Short problem:
Copy out the lines below without changing anything in them, omitting the pictures.

+++ Exercise materials

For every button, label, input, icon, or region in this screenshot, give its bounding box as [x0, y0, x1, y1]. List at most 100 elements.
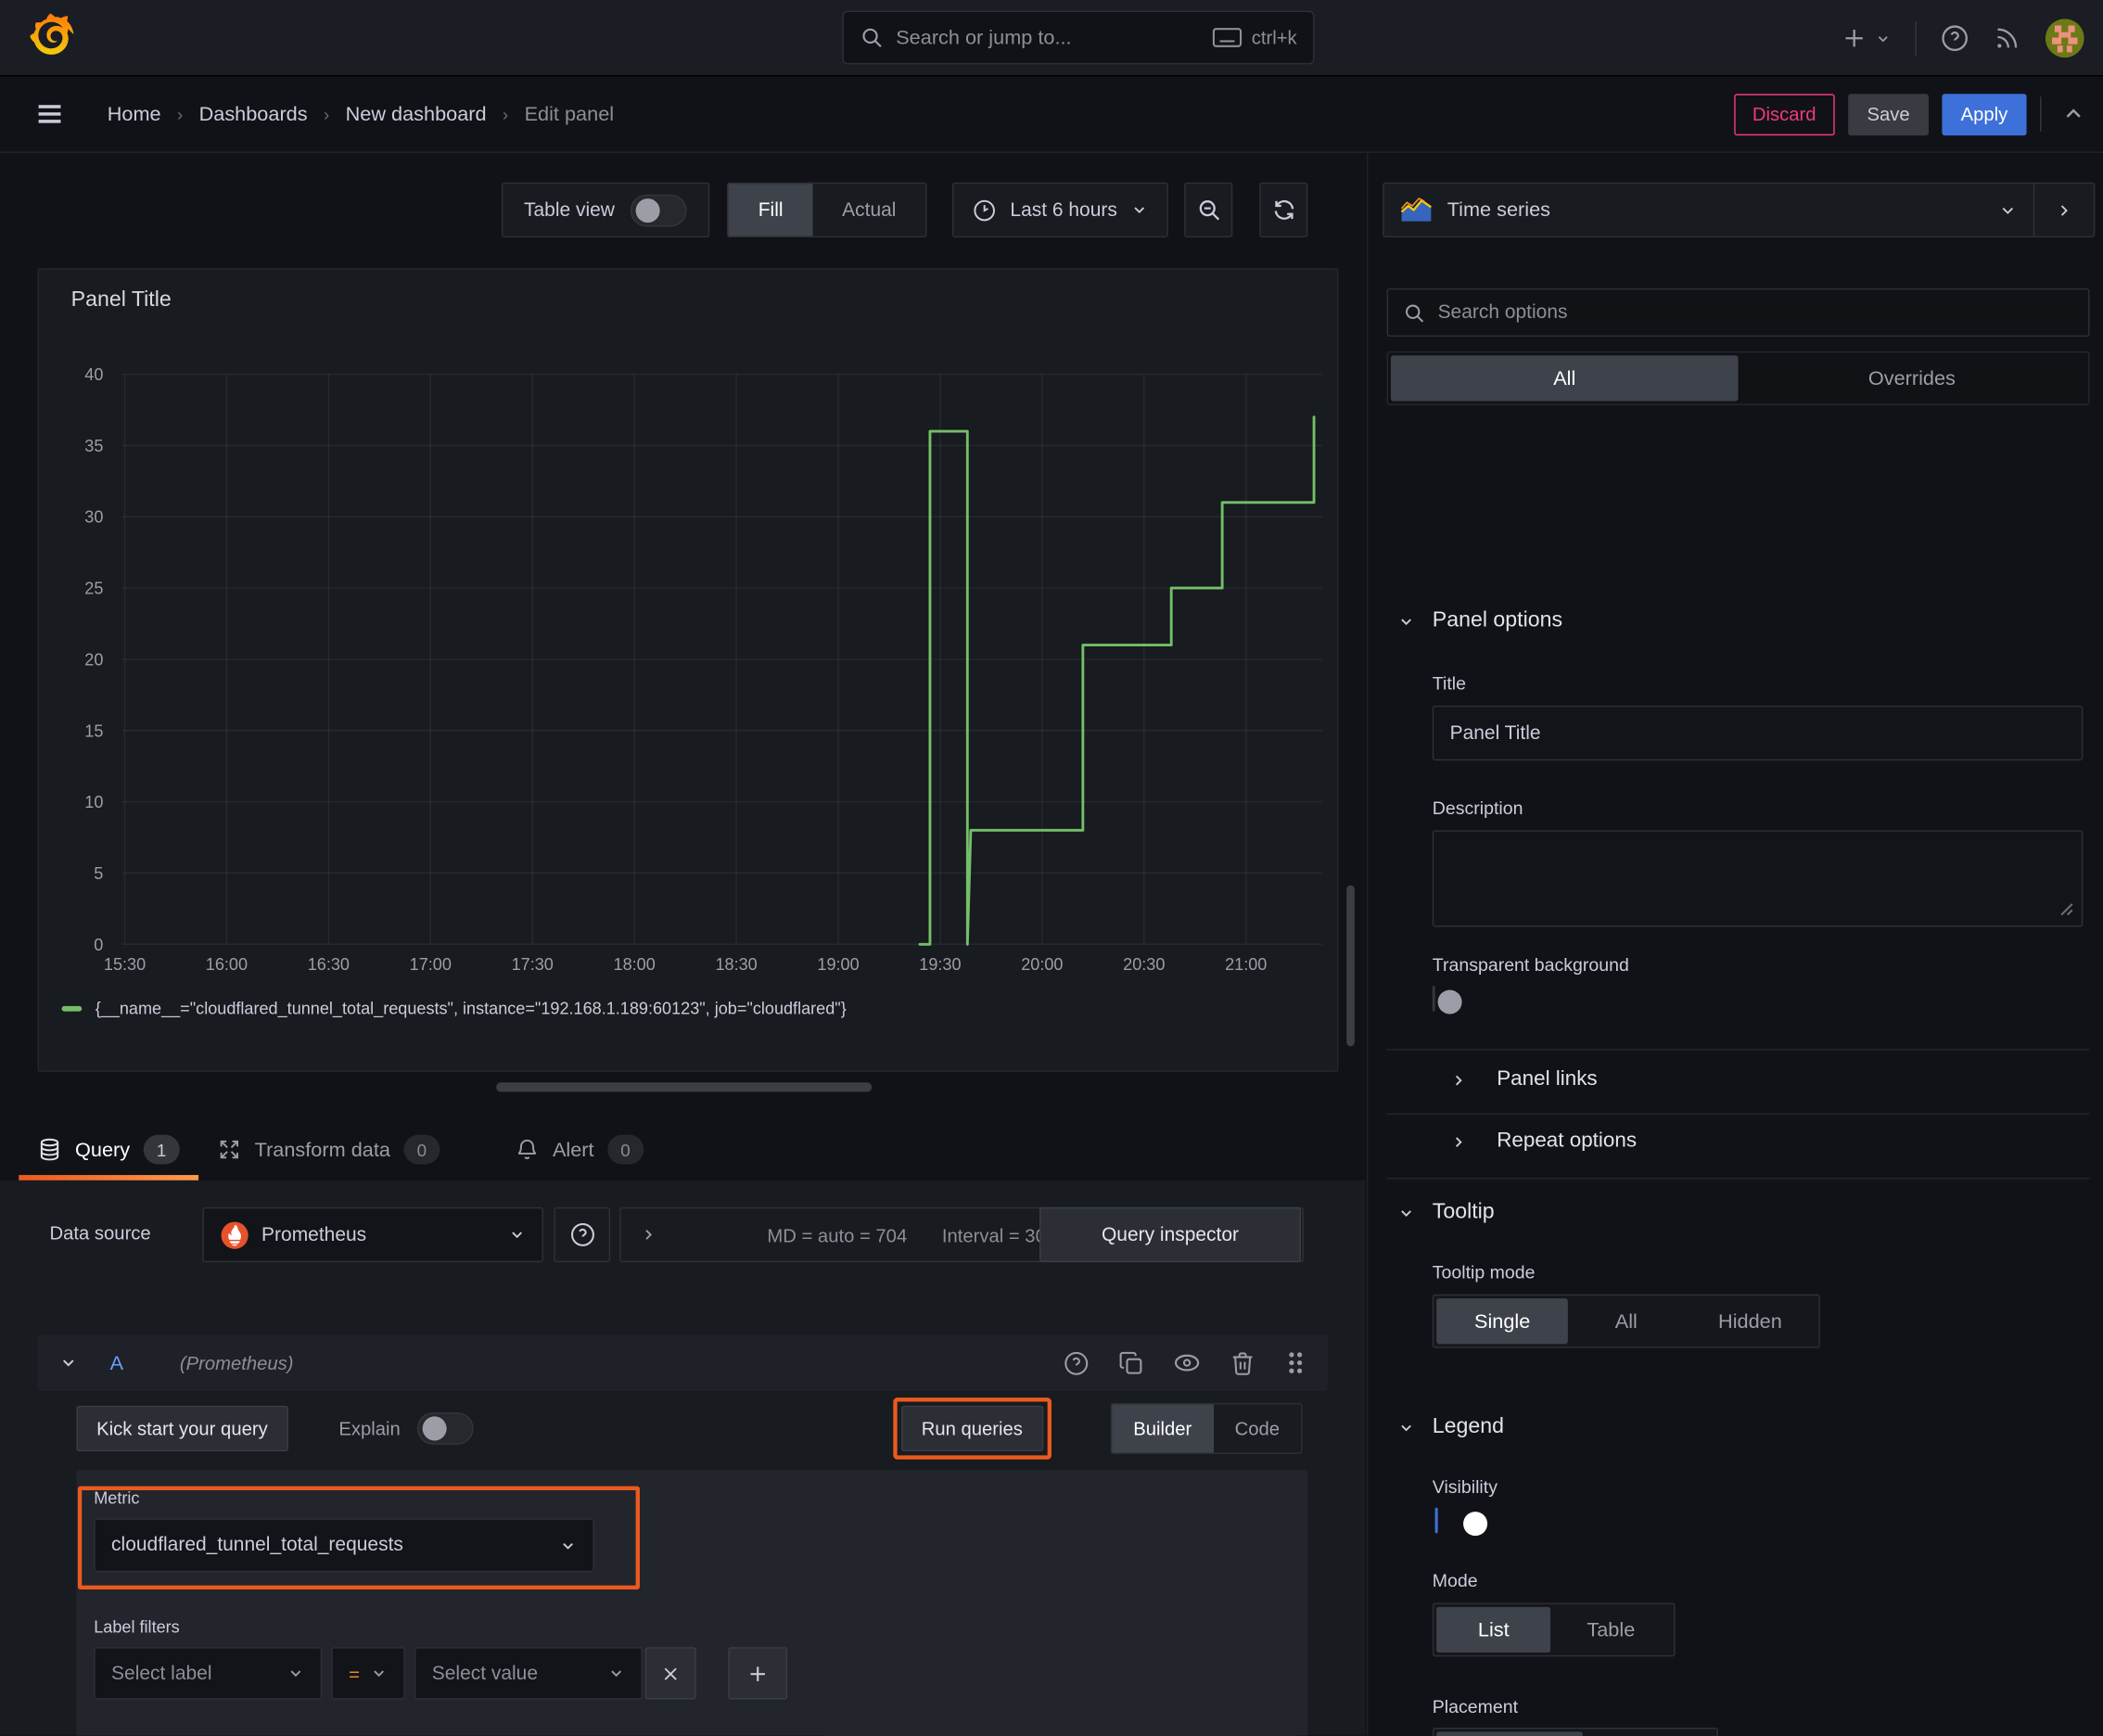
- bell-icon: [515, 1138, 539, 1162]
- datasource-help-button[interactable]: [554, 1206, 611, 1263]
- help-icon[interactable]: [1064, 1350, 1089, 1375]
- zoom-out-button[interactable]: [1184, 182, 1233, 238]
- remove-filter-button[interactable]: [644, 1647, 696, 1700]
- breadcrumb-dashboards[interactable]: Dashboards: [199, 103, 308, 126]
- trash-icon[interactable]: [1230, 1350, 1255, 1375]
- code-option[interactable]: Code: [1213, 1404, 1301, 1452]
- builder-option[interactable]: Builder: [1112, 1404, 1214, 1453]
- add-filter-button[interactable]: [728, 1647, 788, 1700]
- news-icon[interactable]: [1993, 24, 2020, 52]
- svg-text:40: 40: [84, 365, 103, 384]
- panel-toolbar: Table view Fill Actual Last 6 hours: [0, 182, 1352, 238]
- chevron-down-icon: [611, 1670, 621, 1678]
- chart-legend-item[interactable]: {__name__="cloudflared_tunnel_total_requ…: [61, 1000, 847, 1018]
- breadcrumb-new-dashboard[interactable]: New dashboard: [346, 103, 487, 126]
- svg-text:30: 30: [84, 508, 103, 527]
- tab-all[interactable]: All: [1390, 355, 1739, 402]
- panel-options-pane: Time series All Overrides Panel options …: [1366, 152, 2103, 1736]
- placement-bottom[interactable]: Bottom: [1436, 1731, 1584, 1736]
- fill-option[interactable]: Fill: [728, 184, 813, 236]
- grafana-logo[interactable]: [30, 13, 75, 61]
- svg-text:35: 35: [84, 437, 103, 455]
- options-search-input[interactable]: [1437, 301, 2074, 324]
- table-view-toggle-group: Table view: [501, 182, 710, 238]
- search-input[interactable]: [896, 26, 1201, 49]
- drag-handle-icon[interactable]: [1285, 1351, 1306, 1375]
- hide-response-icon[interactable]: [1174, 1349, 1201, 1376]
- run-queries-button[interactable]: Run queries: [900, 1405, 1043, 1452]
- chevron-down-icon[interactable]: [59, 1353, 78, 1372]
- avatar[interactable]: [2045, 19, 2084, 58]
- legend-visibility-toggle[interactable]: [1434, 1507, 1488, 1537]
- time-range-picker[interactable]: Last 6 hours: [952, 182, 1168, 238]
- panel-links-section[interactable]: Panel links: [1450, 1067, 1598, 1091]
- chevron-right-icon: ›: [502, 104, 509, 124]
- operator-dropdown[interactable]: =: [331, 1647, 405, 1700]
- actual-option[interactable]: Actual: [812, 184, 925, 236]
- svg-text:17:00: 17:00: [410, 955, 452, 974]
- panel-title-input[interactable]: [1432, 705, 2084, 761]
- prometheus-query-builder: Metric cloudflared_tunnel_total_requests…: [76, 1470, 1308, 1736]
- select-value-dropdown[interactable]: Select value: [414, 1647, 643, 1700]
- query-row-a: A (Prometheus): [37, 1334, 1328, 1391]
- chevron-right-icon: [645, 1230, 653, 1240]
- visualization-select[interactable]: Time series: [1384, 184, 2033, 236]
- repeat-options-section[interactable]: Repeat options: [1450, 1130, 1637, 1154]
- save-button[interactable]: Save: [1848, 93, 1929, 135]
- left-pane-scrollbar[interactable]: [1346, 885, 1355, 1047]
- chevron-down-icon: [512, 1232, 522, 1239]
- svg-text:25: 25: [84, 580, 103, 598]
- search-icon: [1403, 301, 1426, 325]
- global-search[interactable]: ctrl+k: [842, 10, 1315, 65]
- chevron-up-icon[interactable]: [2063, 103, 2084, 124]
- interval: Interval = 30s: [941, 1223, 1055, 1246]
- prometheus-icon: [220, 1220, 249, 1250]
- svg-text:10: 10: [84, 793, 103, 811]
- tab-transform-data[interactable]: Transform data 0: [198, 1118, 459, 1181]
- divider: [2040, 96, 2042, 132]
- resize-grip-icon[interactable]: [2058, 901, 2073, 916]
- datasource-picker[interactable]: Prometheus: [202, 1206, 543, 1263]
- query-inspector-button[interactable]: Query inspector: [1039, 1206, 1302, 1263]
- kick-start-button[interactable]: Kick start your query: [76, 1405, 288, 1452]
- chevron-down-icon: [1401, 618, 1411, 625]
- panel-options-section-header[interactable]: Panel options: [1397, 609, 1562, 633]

++++++

Solution for this task:
For every button, label, input, icon, or region in this screenshot, give its bounding box as [x0, y0, x1, y1]. List at most 100 elements.
- bell-icon: [515, 1138, 539, 1162]
- datasource-help-button[interactable]: [554, 1206, 611, 1263]
- help-icon[interactable]: [1064, 1350, 1089, 1375]
- zoom-out-button[interactable]: [1184, 182, 1233, 238]
- remove-filter-button[interactable]: [644, 1647, 696, 1700]
- breadcrumb-dashboards[interactable]: Dashboards: [199, 103, 308, 126]
- trash-icon[interactable]: [1230, 1350, 1255, 1375]
- code-option[interactable]: Code: [1213, 1404, 1301, 1452]
- builder-option[interactable]: Builder: [1112, 1404, 1214, 1453]
- add-filter-button[interactable]: [728, 1647, 788, 1700]
- news-icon[interactable]: [1993, 24, 2020, 52]
- svg-text:40: 40: [84, 365, 103, 384]
- panel-toolbar: Table view Fill Actual Last 6 hours: [0, 182, 1352, 238]
- chevron-down-icon: [611, 1670, 621, 1678]
- chart-legend-item[interactable]: {__name__="cloudflared_tunnel_total_requ…: [61, 1000, 847, 1018]
- breadcrumb-new-dashboard[interactable]: New dashboard: [346, 103, 487, 126]
- svg-text:30: 30: [84, 508, 103, 527]
- tab-all[interactable]: All: [1390, 355, 1739, 402]
- panel-options-pane: Time series All Overrides Panel options …: [1366, 152, 2103, 1736]
- placement-bottom[interactable]: Bottom: [1436, 1731, 1584, 1736]
- fill-option[interactable]: Fill: [728, 184, 813, 236]
- grafana-logo[interactable]: [30, 13, 75, 61]
- svg-text:35: 35: [84, 437, 103, 455]
- options-search-input[interactable]: [1437, 301, 2074, 324]
- table-view-toggle-group: Table view: [501, 182, 710, 238]
- search-input[interactable]: [896, 26, 1201, 49]
- drag-handle-icon[interactable]: [1285, 1351, 1306, 1375]
- hide-response-icon[interactable]: [1174, 1349, 1201, 1376]
- run-queries-button[interactable]: Run queries: [900, 1405, 1043, 1452]
- chevron-down-icon[interactable]: [59, 1353, 78, 1372]
- avatar[interactable]: [2045, 19, 2084, 58]
- legend-visibility-toggle[interactable]: [1434, 1507, 1488, 1537]
- time-range-picker[interactable]: Last 6 hours: [952, 182, 1168, 238]
- panel-links-section[interactable]: Panel links: [1450, 1067, 1598, 1091]
- chevron-right-icon: ›: [502, 104, 509, 124]
- operator-dropdown[interactable]: =: [331, 1647, 405, 1700]
- actual-option[interactable]: Actual: [812, 184, 925, 236]
- svg-text:17:00: 17:00: [410, 955, 452, 974]
- panel-title-input[interactable]: [1432, 705, 2084, 761]
- prometheus-query-builder: Metric cloudflared_tunnel_total_requests…: [76, 1470, 1308, 1736]
- select-value-dropdown[interactable]: Select value: [414, 1647, 643, 1700]
- query-row-a: A (Prometheus): [37, 1334, 1328, 1391]
- chevron-right-icon: [645, 1230, 653, 1240]
- visualization-select[interactable]: Time series: [1384, 184, 2033, 236]
- repeat-options-section[interactable]: Repeat options: [1450, 1130, 1637, 1154]
- save-button[interactable]: Save: [1848, 93, 1929, 135]
- left-pane-scrollbar[interactable]: [1346, 885, 1355, 1047]
- chevron-down-icon: [512, 1232, 522, 1239]
- svg-text:25: 25: [84, 580, 103, 598]
- search-icon: [1403, 301, 1426, 325]
- global-search[interactable]: ctrl+k: [842, 10, 1315, 65]
- chevron-up-icon[interactable]: [2063, 103, 2084, 124]
- interval: Interval = 30s: [941, 1223, 1055, 1246]
- prometheus-icon: [220, 1220, 249, 1250]
- svg-text:10: 10: [84, 793, 103, 811]
- tab-transform-data[interactable]: Transform data 0: [198, 1118, 459, 1181]
- divider: [2040, 96, 2042, 132]
- resize-grip-icon[interactable]: [2058, 901, 2073, 916]
- datasource-picker[interactable]: Prometheus: [202, 1206, 543, 1263]
- query-inspector-button[interactable]: Query inspector: [1039, 1206, 1302, 1263]
- kick-start-button[interactable]: Kick start your query: [76, 1405, 288, 1452]
- chevron-down-icon: [1401, 618, 1411, 625]
- panel-options-section-header[interactable]: Panel options: [1397, 609, 1562, 633]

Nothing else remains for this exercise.